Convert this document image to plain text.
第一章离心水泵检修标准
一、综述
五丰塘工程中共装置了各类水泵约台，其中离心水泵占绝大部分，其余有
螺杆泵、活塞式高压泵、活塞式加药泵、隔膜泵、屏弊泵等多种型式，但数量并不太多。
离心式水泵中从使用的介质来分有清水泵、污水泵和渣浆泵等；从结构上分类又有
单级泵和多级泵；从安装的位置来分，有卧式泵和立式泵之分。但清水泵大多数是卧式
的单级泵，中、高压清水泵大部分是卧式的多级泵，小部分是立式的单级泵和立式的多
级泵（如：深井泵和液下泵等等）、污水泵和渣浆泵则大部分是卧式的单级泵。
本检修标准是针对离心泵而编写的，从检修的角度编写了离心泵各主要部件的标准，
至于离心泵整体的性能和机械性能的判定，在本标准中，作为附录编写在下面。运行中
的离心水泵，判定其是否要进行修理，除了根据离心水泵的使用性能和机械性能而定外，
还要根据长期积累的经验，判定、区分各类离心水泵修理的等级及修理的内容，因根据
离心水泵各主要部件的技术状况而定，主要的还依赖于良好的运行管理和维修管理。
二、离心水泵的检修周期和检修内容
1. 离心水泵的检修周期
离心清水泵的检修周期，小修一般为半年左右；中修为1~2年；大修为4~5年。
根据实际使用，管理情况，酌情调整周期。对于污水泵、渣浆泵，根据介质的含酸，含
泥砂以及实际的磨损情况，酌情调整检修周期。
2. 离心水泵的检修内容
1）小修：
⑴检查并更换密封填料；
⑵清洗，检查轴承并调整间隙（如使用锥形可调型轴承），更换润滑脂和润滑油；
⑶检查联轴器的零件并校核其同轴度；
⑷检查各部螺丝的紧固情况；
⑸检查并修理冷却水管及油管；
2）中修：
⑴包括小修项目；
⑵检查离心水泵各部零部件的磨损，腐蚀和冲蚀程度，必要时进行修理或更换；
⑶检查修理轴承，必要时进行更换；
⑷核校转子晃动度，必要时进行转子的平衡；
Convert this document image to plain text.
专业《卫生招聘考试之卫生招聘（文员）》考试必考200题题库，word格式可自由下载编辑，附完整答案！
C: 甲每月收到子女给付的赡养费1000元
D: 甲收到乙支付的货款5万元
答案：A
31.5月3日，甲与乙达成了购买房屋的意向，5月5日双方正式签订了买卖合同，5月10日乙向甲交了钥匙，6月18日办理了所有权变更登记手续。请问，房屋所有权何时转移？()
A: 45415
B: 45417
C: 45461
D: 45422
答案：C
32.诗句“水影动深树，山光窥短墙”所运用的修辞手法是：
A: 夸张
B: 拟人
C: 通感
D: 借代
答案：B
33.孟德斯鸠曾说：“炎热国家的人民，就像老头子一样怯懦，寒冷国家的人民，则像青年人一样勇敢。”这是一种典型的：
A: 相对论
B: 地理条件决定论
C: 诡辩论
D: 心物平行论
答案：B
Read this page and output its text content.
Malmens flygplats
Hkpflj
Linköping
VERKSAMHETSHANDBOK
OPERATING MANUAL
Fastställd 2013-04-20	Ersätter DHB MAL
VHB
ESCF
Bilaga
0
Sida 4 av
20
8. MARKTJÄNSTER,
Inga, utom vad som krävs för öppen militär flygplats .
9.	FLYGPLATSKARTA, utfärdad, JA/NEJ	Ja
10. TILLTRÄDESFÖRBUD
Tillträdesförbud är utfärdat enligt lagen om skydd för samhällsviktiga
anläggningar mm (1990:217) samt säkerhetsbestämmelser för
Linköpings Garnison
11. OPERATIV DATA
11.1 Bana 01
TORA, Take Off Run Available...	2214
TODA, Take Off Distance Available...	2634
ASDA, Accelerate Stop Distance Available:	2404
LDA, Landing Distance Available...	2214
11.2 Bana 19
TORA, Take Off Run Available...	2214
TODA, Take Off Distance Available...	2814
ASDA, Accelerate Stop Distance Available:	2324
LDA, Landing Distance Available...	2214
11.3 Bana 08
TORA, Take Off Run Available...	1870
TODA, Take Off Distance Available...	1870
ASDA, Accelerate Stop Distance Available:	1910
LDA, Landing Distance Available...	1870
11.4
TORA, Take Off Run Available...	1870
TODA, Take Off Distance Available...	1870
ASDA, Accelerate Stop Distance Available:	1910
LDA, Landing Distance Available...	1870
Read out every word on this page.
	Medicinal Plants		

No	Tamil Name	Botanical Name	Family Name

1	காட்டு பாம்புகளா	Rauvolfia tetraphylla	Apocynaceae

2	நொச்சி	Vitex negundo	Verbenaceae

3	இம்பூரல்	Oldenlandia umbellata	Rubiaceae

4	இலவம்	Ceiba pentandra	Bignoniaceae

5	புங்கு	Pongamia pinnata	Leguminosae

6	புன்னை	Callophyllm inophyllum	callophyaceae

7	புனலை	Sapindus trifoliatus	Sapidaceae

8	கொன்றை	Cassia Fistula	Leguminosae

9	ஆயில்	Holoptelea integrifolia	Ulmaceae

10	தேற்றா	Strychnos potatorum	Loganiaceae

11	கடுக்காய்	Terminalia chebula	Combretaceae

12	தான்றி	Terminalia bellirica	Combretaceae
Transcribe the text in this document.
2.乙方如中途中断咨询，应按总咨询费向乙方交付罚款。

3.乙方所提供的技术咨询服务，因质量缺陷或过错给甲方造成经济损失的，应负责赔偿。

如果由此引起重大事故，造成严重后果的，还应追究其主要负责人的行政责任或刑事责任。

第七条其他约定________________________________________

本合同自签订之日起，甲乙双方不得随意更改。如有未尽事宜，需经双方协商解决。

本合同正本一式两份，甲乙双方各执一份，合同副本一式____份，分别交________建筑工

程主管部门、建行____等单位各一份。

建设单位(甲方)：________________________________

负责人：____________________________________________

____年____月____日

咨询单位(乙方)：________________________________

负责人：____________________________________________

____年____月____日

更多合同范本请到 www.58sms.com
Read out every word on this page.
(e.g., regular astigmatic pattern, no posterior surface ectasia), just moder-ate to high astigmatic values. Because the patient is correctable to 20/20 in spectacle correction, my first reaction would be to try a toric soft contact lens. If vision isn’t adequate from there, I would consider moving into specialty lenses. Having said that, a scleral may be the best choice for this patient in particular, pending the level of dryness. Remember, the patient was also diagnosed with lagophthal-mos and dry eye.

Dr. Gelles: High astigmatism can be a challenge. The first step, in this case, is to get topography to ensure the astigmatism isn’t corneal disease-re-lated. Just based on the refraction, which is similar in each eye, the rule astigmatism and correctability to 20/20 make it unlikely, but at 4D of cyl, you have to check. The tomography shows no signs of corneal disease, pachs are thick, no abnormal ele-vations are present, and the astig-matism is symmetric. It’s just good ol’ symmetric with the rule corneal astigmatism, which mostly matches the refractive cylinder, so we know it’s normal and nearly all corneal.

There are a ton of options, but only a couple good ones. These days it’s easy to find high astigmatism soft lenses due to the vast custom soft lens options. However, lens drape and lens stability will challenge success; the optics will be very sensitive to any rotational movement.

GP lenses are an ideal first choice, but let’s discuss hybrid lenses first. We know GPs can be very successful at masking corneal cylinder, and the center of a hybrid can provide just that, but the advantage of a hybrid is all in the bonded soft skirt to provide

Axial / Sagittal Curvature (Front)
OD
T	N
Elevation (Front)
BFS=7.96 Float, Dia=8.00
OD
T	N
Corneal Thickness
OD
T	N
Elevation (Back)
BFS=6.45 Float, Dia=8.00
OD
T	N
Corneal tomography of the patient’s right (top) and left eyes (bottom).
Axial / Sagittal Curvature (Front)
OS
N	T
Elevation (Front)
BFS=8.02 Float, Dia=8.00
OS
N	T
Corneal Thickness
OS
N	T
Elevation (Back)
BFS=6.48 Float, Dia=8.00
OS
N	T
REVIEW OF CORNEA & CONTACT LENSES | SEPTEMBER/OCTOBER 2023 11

####

# Given request:
Scan the material above. Extract every line in which the word "choice" occurs.

# Task solution:
(e.g., regular astigmatic pattern, no posterior surface ectasia), just moder-ate to high astigmatic values. Because the patient is correctable to 20/20 in spectacle correction, my first reaction would be to try a toric soft contact lens. If vision isn’t adequate from there, I would consider moving into specialty lenses. Having said that, a scleral may be the best choice for this patient in particular, pending the level of dryness. Remember, the patient was also diagnosed with lagophthal-mos and dry eye.
GP lenses are an ideal first choice, but let’s discuss hybrid lenses first. We know GPs can be very successful at masking corneal cylinder, and the center of a hybrid can provide just that, but the advantage of a hybrid is all in the bonded soft skirt to provide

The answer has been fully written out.